— Fragmento para leer —

José Ignacio Gracia Noriega
Doce asturianos (más o menos)
Adelantándome a la publicación del «Diccionario biográfico español», patrocinado por la Real Academia de la Historia, cuya aparición está prevista para finales de 2006, me propongo escribir las biografías condensadas de los doce asturianos que figuran de manera más destacada en esas páginas que imaginamos bien informadas y eruditas. En tal lista de asturianos no encontramos ninguna sorpresa. El diccionario acoge al menos a ochocientos individuos nacidos en Asturias a lo largo de sus veinte volúmenes, con cuarenta mil entradas. Ochocientos asturianos de cuarenta mil españoles no es mala proporción. Los asturianos, incluso en las épocas de mayor decadencia y ensimismamiento de Asturias, tuvieron una evidente proyección nacional, y en numerosos casos internacional. Se asombra Antonio de Nebrija de que Alonso de Quintanilla, el contador mayor de los Reyes Católicos, fuera natural de «la patria oscura de Asturias», siendo un administrador y hombre de gobierno tan brillante, y Salvador de Madariaga recuerda en una célebre página, en la que proclama que Asturias es la más europea de las tierras de España, que «en Asturias halla Carlos III sus estadistas (y Felipe V, y Carlos IV, añadimos nosotros); de Asturias vienen hoy todavía los españoles más útiles para la labor llamada de europeización»: no se refería Madariaga en su escrito a la europeización de ahora, tan burocrática como improvisada y autoritaria.
Los asturianos, que las más de las veces hubieron de salir de su tierra para ser reconocidos fuera de ella, estuvieron presentes en las labores de gobierno en casi todas las épocas de la historia de España, especialmente en dos, que podemos considerar con toda justicia como «los momentos estelares de Asturias»; el primero, durante la monarquía asturiana, en la que no sólo eran asturianos quienes construían la Historia, sino que la Historia se fraguaba en Asturias; y el segundo correspondió a los ilustrados del siglo XVIII, algunos de los cuales (Campillo, Campomanes, Jovellanos) tuvieron responsabilidades de gobierno, algunos muy extensas, como Campillo; otros, por muchísimo tiempo, como Campomanes, y otros, en fin, por un período de tiempo lamentablemente muy breve, como Jovellanos. Aunque Jovellanos no es menor en la desgracia que en el gobierno, sino más grande. Él mismo intuía que las funciones de gobierno no son las más deseables para quien vive sosegadamente, según anota en su diario el día que recibe la noticia de su nombramiento como embajador en Rusia. Como ministro de Carlos IV procuró ser consecuente con sus ideas y modos de considerar la vida y la sociedad, lo que no se puede decir de la mayoría de los políticos en ejercicio, sean asturianos o de cualquier otra parte.

— Registros mostrados —
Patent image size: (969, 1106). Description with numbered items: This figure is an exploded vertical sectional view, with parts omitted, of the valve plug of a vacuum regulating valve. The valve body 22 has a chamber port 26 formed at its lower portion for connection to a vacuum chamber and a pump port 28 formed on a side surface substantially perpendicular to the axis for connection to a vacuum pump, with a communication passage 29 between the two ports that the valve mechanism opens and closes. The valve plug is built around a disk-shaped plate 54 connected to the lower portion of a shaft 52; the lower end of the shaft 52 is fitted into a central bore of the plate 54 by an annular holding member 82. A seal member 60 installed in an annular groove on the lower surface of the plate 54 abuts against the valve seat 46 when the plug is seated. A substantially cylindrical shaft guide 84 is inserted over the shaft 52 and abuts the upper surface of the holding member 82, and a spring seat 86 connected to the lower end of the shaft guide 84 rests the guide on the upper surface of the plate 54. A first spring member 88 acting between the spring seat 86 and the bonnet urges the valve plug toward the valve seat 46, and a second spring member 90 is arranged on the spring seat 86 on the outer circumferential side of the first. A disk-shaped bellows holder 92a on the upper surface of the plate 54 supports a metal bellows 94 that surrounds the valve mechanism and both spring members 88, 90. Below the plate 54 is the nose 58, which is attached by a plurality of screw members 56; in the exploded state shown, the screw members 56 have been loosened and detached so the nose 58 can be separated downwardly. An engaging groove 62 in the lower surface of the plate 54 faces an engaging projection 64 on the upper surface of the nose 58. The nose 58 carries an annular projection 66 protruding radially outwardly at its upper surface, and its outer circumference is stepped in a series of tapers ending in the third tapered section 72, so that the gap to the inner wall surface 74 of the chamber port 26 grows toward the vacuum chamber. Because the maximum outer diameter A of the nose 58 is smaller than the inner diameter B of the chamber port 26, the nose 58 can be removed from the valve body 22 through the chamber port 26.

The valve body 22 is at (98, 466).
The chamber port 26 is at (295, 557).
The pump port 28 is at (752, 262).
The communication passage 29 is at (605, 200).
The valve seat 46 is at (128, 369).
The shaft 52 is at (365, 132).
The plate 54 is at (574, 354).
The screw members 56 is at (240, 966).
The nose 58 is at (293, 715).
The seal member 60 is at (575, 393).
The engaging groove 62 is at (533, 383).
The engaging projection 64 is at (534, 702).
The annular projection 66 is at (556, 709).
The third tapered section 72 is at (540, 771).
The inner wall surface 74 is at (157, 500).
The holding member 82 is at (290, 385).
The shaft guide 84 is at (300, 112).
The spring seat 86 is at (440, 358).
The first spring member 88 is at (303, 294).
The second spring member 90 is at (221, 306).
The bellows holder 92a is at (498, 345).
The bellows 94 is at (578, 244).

— Instrucciones y requisitos —
Por favor, continúa el texto sobre los doce asturianos destacados a partir de su última oración.

— Respuesta escrita —
Para que hayan existido tantos asturianos ilustres en una tierra apartada, que sólo raramente llegó a ocupar un verdadero protagonismo en la Historia española (durante la monarquía, y gracias al esfuerzo de los ilustrados del siglo XVIII: siglo durante el cual, por su atraso y alejamiento, llegó a llamársela la «Siberia de España»), fue preciso que en los asturianos concurrieran dos actitudes en apariencia contrapuestas: un localismo sentimental y un universalismo intelectual. El asturiano es universal, no cosmopolita «de París», como si fuera catalán o argentino, pero nunca pierde de vista el lugar natal. Es terruñero y eso le libera de ser nacionalista y separatista, la gran grosería ideológica del siglo XIX, ahora trasplantada por oportunismo y demagogia a la política nacional española de comienzos del siglo XXI. El asturiano no necesita acogerse a la sombra del campanario y no mirar más allá, aunque anhele la sombra de la catedral de Oviedo, como en el famoso poema de Ceferino Suárez Bravo. El asturiano mira hacia el horizonte desde su quintana; por eso, cuando ha alcanzado el otro lado del horizonte no deja de mirar a la quintana. Como escribió Emilio Alarcos Llorach: «Los asturianos preclaros, como se dijo de Clarín, son "provincianos universales". No son precisas más señas de identidad».
El término «asturiano universal» fue empleado por primera vez por Juan Antonio Cabezas como subtítulo de una biografía de Clarín y no puede negársele que obtuvo, a lo largo del último medio siglo, un éxito extraordinario, aunque muchos que lo emplean (algunos, a tontas y a locas) no se acuerden de que fue Cabezas quien lo acuñó.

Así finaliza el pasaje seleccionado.